_TO DO_
Each record is to be printed again precisely as it reads.
--- --- ---
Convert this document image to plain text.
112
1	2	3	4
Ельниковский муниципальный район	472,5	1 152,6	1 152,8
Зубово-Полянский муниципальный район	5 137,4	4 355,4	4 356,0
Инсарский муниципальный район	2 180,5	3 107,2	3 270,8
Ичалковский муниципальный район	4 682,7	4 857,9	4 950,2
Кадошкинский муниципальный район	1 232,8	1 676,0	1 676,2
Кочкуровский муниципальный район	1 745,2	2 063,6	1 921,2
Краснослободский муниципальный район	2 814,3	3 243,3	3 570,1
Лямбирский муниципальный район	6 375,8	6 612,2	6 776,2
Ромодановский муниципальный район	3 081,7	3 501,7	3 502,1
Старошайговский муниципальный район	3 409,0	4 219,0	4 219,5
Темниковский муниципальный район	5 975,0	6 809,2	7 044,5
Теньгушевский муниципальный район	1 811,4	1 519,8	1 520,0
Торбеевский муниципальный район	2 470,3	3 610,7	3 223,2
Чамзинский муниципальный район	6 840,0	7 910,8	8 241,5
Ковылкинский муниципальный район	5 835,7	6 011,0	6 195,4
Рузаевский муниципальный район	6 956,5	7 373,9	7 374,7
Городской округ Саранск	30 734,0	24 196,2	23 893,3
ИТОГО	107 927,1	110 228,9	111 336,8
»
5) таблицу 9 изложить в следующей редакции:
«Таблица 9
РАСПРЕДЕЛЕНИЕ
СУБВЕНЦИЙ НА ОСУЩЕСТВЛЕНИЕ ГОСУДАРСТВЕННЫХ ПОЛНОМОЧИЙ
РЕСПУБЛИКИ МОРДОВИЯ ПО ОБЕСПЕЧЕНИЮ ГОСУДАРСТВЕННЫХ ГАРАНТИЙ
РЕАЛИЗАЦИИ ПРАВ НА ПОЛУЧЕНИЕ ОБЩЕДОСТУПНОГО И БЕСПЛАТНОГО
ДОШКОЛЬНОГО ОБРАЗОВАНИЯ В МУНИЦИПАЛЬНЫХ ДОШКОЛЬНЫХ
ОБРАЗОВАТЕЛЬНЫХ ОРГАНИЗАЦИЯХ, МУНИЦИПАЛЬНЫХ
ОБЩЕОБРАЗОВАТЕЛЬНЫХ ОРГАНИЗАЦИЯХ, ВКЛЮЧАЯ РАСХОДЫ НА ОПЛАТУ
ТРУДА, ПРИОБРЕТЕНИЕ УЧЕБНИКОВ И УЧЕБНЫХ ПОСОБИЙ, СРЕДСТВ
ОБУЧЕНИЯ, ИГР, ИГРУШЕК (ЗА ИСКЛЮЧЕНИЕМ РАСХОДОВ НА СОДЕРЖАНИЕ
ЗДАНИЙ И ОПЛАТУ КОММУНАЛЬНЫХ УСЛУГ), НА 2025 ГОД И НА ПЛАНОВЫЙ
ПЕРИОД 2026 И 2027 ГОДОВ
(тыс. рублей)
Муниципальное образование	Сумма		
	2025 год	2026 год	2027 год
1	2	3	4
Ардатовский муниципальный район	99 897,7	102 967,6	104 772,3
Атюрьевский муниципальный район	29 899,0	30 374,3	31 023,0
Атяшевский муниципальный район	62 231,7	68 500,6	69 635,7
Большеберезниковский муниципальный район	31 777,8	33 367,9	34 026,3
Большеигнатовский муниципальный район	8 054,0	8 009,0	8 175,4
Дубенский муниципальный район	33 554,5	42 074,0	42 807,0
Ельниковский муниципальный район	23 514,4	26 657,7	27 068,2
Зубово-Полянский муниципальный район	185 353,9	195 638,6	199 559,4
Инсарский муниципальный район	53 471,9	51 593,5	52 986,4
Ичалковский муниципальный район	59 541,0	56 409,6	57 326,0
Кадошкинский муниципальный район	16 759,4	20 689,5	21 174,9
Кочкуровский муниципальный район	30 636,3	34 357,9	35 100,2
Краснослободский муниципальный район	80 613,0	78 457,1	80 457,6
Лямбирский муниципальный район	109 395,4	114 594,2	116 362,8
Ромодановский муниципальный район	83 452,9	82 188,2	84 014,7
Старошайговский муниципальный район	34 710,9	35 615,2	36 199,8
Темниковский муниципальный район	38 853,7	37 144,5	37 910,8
--- --- ---
_RESULT BELOW_
Convert this document image to plain text.
112
1	2	3	4
Ельниковский муниципальный район	472,5	1 152,6	1 152,8
Зубово-Полянский муниципальный район	5 137,4	4 355,4	4 356,0
Инсарский муниципальный район	2 180,5	3 107,2	3 270,8
Ичалковский муниципальный район	4 682,7	4 857,9	4 950,2
Кадошкинский муниципальный район	1 232,8	1 676,0	1 676,2
Кочкуровский муниципальный район	1 745,2	2 063,6	1 921,2
Краснослободский муниципальный район	2 814,3	3 243,3	3 570,1
Лямбирский муниципальный район	6 375,8	6 612,2	6 776,2
Ромодановский муниципальный район	3 081,7	3 501,7	3 502,1
Старошайговский муниципальный район	3 409,0	4 219,0	4 219,5
Темниковский муниципальный район	5 975,0	6 809,2	7 044,5
Теньгушевский муниципальный район	1 811,4	1 519,8	1 520,0
Торбеевский муниципальный район	2 470,3	3 610,7	3 223,2
Чамзинский муниципальный район	6 840,0	7 910,8	8 241,5
Ковылкинский муниципальный район	5 835,7	6 011,0	6 195,4
Рузаевский муниципальный район	6 956,5	7 373,9	7 374,7
Городской округ Саранск	30 734,0	24 196,2	23 893,3
ИТОГО	107 927,1	110 228,9	111 336,8
»
5) таблицу 9 изложить в следующей редакции:
«Таблица 9
РАСПРЕДЕЛЕНИЕ
СУБВЕНЦИЙ НА ОСУЩЕСТВЛЕНИЕ ГОСУДАРСТВЕННЫХ ПОЛНОМОЧИЙ
РЕСПУБЛИКИ МОРДОВИЯ ПО ОБЕСПЕЧЕНИЮ ГОСУДАРСТВЕННЫХ ГАРАНТИЙ
РЕАЛИЗАЦИИ ПРАВ НА ПОЛУЧЕНИЕ ОБЩЕДОСТУПНОГО И БЕСПЛАТНОГО
ДОШКОЛЬНОГО ОБРАЗОВАНИЯ В МУНИЦИПАЛЬНЫХ ДОШКОЛЬНЫХ
ОБРАЗОВАТЕЛЬНЫХ ОРГАНИЗАЦИЯХ, МУНИЦИПАЛЬНЫХ
ОБЩЕОБРАЗОВАТЕЛЬНЫХ ОРГАНИЗАЦИЯХ, ВКЛЮЧАЯ РАСХОДЫ НА ОПЛАТУ
ТРУДА, ПРИОБРЕТЕНИЕ УЧЕБНИКОВ И УЧЕБНЫХ ПОСОБИЙ, СРЕДСТВ
ОБУЧЕНИЯ, ИГР, ИГРУШЕК (ЗА ИСКЛЮЧЕНИЕМ РАСХОДОВ НА СОДЕРЖАНИЕ
ЗДАНИЙ И ОПЛАТУ КОММУНАЛЬНЫХ УСЛУГ), НА 2025 ГОД И НА ПЛАНОВЫЙ
ПЕРИОД 2026 И 2027 ГОДОВ
(тыс. рублей)
Муниципальное образование	Сумма		
	2025 год	2026 год	2027 год
1	2	3	4
Ардатовский муниципальный район	99 897,7	102 967,6	104 772,3
Атюрьевский муниципальный район	29 899,0	30 374,3	31 023,0
Атяшевский муниципальный район	62 231,7	68 500,6	69 635,7
Большеберезниковский муниципальный район	31 777,8	33 367,9	34 026,3
Большеигнатовский муниципальный район	8 054,0	8 009,0	8 175,4
Дубенский муниципальный район	33 554,5	42 074,0	42 807,0
Ельниковский муниципальный район	23 514,4	26 657,7	27 068,2
Зубово-Полянский муниципальный район	185 353,9	195 638,6	199 559,4
Инсарский муниципальный район	53 471,9	51 593,5	52 986,4
Ичалковский муниципальный район	59 541,0	56 409,6	57 326,0
Кадошкинский муниципальный район	16 759,4	20 689,5	21 174,9
Кочкуровский муниципальный район	30 636,3	34 357,9	35 100,2
Краснослободский муниципальный район	80 613,0	78 457,1	80 457,6
Лямбирский муниципальный район	109 395,4	114 594,2	116 362,8
Ромодановский муниципальный район	83 452,9	82 188,2	84 014,7
Старошайговский муниципальный район	34 710,9	35 615,2	36 199,8
Темниковский муниципальный район	38 853,7	37 144,5	37 910,8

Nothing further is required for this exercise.